DO THIS: Copy the data exactly; pictures stay out of the copy.
* START *
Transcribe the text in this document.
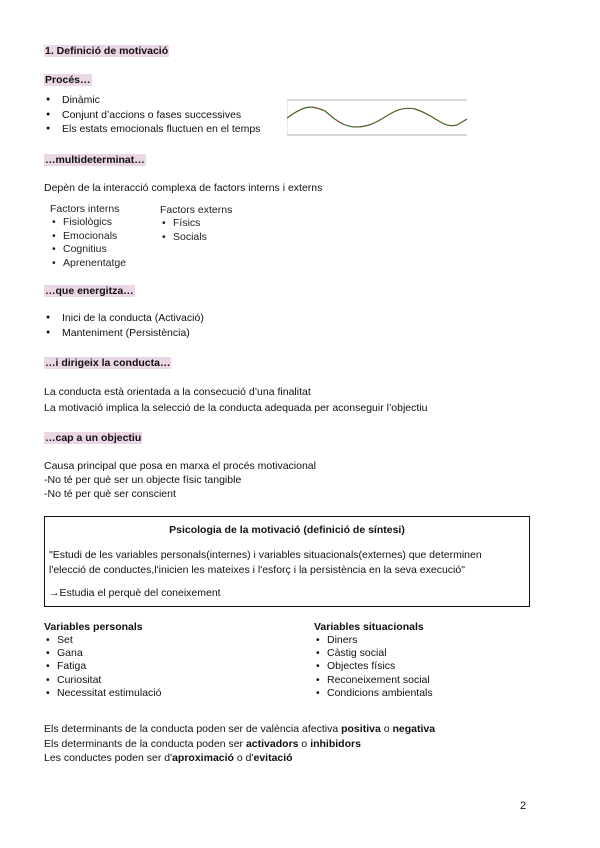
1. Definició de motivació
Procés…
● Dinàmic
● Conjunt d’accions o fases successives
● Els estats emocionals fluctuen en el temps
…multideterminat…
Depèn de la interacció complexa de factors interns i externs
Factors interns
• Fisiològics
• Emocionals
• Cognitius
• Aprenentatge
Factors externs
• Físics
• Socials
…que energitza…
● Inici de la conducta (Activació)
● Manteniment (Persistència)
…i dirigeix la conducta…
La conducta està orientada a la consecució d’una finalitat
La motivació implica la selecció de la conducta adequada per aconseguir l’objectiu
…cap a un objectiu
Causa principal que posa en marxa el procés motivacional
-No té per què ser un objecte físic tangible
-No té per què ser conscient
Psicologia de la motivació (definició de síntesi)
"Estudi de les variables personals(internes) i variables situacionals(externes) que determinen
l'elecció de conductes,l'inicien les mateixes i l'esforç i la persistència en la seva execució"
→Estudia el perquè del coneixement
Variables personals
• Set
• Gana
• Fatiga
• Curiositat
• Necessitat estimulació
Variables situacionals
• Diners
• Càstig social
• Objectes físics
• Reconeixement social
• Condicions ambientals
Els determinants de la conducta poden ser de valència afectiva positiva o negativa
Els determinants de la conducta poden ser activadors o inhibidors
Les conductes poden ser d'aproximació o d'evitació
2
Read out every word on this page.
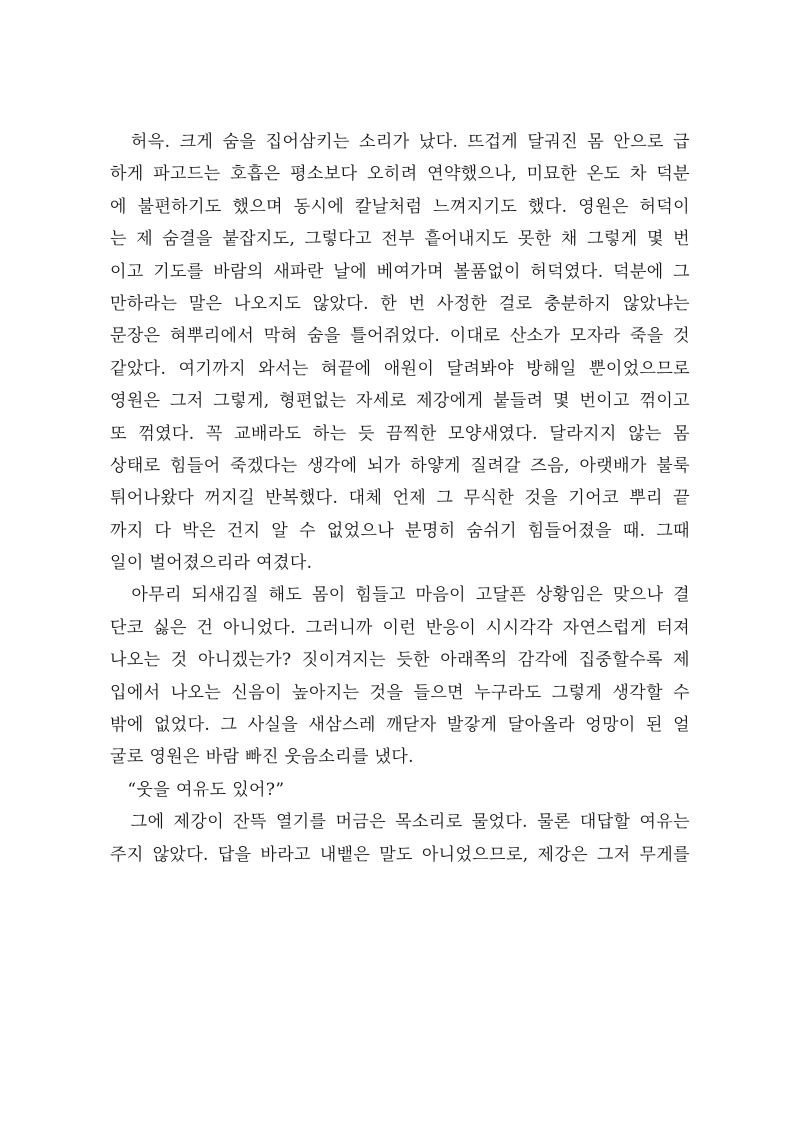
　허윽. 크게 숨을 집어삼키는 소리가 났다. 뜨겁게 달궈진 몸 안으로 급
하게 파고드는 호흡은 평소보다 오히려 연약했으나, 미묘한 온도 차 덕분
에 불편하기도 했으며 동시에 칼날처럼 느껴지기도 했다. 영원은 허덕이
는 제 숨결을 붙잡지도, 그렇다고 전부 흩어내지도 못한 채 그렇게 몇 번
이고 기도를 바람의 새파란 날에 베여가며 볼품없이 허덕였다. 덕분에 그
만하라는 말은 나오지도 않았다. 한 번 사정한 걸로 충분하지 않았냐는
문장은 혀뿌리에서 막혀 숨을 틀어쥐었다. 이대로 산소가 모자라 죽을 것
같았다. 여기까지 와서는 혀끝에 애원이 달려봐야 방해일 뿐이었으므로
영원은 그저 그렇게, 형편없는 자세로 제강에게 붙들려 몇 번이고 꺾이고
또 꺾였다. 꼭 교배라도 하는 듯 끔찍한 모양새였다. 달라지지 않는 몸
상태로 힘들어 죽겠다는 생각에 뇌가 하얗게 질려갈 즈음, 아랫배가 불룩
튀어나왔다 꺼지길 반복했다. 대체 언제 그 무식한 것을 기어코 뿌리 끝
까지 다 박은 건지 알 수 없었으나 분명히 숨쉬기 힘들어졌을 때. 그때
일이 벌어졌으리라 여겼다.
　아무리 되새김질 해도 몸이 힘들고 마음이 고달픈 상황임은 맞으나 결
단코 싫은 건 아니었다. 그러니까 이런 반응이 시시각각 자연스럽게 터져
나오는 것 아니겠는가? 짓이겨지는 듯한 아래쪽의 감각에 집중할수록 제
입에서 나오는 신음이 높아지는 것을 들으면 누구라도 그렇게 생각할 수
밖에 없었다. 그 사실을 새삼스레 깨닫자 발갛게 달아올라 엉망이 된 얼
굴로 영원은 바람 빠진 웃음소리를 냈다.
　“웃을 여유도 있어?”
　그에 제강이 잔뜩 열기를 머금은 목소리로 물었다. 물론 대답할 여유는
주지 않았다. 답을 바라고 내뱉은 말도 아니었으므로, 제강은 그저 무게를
* END *
RESULT FOR THIS TASK:
Transcribe the text in this document.
1. Definició de motivació
Procés…
● Dinàmic
● Conjunt d’accions o fases successives
● Els estats emocionals fluctuen en el temps
…multideterminat…
Depèn de la interacció complexa de factors interns i externs
Factors interns
• Fisiològics
• Emocionals
• Cognitius
• Aprenentatge
Factors externs
• Físics
• Socials
…que energitza…
● Inici de la conducta (Activació)
● Manteniment (Persistència)
…i dirigeix la conducta…
La conducta està orientada a la consecució d’una finalitat
La motivació implica la selecció de la conducta adequada per aconseguir l’objectiu
…cap a un objectiu
Causa principal que posa en marxa el procés motivacional
-No té per què ser un objecte físic tangible
-No té per què ser conscient
Psicologia de la motivació (definició de síntesi)
"Estudi de les variables personals(internes) i variables situacionals(externes) que determinen
l'elecció de conductes,l'inicien les mateixes i l'esforç i la persistència en la seva execució"
→Estudia el perquè del coneixement
Variables personals
• Set
• Gana
• Fatiga
• Curiositat
• Necessitat estimulació
Variables situacionals
• Diners
• Càstig social
• Objectes físics
• Reconeixement social
• Condicions ambientals
Els determinants de la conducta poden ser de valència afectiva positiva o negativa
Els determinants de la conducta poden ser activadors o inhibidors
Les conductes poden ser d'aproximació o d'evitació
2
Read out every word on this page.
　허윽. 크게 숨을 집어삼키는 소리가 났다. 뜨겁게 달궈진 몸 안으로 급
하게 파고드는 호흡은 평소보다 오히려 연약했으나, 미묘한 온도 차 덕분
에 불편하기도 했으며 동시에 칼날처럼 느껴지기도 했다. 영원은 허덕이
는 제 숨결을 붙잡지도, 그렇다고 전부 흩어내지도 못한 채 그렇게 몇 번
이고 기도를 바람의 새파란 날에 베여가며 볼품없이 허덕였다. 덕분에 그
만하라는 말은 나오지도 않았다. 한 번 사정한 걸로 충분하지 않았냐는
문장은 혀뿌리에서 막혀 숨을 틀어쥐었다. 이대로 산소가 모자라 죽을 것
같았다. 여기까지 와서는 혀끝에 애원이 달려봐야 방해일 뿐이었으므로
영원은 그저 그렇게, 형편없는 자세로 제강에게 붙들려 몇 번이고 꺾이고
또 꺾였다. 꼭 교배라도 하는 듯 끔찍한 모양새였다. 달라지지 않는 몸
상태로 힘들어 죽겠다는 생각에 뇌가 하얗게 질려갈 즈음, 아랫배가 불룩
튀어나왔다 꺼지길 반복했다. 대체 언제 그 무식한 것을 기어코 뿌리 끝
까지 다 박은 건지 알 수 없었으나 분명히 숨쉬기 힘들어졌을 때. 그때
일이 벌어졌으리라 여겼다.
　아무리 되새김질 해도 몸이 힘들고 마음이 고달픈 상황임은 맞으나 결
단코 싫은 건 아니었다. 그러니까 이런 반응이 시시각각 자연스럽게 터져
나오는 것 아니겠는가? 짓이겨지는 듯한 아래쪽의 감각에 집중할수록 제
입에서 나오는 신음이 높아지는 것을 들으면 누구라도 그렇게 생각할 수
밖에 없었다. 그 사실을 새삼스레 깨닫자 발갛게 달아올라 엉망이 된 얼
굴로 영원은 바람 빠진 웃음소리를 냈다.
　“웃을 여유도 있어?”
　그에 제강이 잔뜩 열기를 머금은 목소리로 물었다. 물론 대답할 여유는
주지 않았다. 답을 바라고 내뱉은 말도 아니었으므로, 제강은 그저 무게를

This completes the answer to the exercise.